__Records supplied__.
◆ ◆ ◆ ◆ ◆
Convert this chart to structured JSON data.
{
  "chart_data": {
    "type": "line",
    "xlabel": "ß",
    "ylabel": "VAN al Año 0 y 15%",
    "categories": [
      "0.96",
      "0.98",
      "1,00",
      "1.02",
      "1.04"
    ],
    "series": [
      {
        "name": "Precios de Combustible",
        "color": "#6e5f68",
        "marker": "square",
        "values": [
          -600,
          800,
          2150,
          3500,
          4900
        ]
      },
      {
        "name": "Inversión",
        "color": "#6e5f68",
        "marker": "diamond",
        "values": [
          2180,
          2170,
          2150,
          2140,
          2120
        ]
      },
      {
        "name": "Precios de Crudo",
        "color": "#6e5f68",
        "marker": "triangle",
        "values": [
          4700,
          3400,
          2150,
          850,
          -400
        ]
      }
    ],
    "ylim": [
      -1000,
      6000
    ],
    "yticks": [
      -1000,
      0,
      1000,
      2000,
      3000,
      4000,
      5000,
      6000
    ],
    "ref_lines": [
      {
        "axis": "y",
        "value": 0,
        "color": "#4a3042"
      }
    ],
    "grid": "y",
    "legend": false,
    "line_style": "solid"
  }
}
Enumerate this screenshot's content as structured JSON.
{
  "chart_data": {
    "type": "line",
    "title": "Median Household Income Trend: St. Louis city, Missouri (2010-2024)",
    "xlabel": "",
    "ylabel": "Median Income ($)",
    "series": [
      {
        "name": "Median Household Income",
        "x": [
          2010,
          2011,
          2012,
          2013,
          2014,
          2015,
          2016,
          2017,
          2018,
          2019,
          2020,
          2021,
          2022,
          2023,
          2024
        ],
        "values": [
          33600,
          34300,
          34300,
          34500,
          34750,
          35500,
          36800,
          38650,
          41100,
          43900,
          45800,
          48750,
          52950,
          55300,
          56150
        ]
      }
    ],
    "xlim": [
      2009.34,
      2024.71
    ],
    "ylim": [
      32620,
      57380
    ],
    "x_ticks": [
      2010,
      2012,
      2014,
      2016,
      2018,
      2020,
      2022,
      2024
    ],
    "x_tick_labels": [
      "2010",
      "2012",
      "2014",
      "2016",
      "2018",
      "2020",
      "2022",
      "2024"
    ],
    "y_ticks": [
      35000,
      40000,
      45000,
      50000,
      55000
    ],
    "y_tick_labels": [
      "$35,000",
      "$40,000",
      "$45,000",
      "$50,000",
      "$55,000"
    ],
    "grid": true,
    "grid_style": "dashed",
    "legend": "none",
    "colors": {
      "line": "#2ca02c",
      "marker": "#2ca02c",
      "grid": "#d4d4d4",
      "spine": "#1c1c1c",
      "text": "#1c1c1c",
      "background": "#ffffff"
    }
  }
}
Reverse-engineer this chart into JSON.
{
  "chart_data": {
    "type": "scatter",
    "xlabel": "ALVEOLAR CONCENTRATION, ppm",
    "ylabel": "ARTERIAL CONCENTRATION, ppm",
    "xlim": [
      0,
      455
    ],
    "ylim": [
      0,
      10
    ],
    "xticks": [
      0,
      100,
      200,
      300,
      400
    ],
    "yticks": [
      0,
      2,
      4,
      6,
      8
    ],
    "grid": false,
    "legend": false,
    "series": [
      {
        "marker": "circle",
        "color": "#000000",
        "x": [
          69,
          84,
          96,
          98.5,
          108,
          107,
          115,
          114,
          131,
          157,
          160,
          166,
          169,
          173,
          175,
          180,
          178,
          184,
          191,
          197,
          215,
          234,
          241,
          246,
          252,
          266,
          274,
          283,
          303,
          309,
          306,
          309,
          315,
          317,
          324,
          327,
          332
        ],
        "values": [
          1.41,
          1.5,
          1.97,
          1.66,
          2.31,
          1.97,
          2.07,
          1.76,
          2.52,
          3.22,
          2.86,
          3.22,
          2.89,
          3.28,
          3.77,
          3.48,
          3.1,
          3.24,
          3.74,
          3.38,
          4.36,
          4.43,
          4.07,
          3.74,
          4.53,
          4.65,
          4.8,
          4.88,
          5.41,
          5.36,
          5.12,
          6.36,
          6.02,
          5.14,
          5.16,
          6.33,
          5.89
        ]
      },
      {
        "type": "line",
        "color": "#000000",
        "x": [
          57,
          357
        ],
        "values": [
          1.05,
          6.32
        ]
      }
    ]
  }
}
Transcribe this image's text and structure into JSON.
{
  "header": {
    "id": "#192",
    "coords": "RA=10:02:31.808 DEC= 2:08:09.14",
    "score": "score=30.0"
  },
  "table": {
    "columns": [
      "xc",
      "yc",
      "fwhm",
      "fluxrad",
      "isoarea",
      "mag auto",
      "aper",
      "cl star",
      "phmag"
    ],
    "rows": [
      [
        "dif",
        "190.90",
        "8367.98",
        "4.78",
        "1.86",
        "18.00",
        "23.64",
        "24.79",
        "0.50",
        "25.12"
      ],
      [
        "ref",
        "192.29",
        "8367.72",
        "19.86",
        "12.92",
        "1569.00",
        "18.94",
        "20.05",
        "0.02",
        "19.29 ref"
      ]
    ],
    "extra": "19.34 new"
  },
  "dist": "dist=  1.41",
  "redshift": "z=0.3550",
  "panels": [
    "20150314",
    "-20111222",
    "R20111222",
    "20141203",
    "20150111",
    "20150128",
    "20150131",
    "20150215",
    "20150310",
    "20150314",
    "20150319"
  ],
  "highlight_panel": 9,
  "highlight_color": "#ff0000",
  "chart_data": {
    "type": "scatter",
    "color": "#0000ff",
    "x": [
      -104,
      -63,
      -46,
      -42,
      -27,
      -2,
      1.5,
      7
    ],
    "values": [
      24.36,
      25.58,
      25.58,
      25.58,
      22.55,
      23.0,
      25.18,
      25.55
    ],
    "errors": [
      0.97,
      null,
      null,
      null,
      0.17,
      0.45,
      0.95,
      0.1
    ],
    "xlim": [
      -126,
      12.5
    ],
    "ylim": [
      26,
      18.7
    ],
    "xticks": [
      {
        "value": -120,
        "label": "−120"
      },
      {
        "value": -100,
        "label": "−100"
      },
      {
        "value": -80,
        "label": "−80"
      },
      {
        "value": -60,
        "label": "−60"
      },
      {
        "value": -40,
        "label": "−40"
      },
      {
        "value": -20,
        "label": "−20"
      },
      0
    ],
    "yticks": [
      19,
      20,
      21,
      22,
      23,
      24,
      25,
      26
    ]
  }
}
◆ ◆ ◆ ◆ ◆
__Instructions to follow__. Extract all lines from the material above that include the word "this".

__Output below__.
Convert this chart to structured JSON data.
Enumerate this screenshot's content as structured JSON.
Reverse-engineer this chart into JSON.
Transcribe this image's text and structure into JSON.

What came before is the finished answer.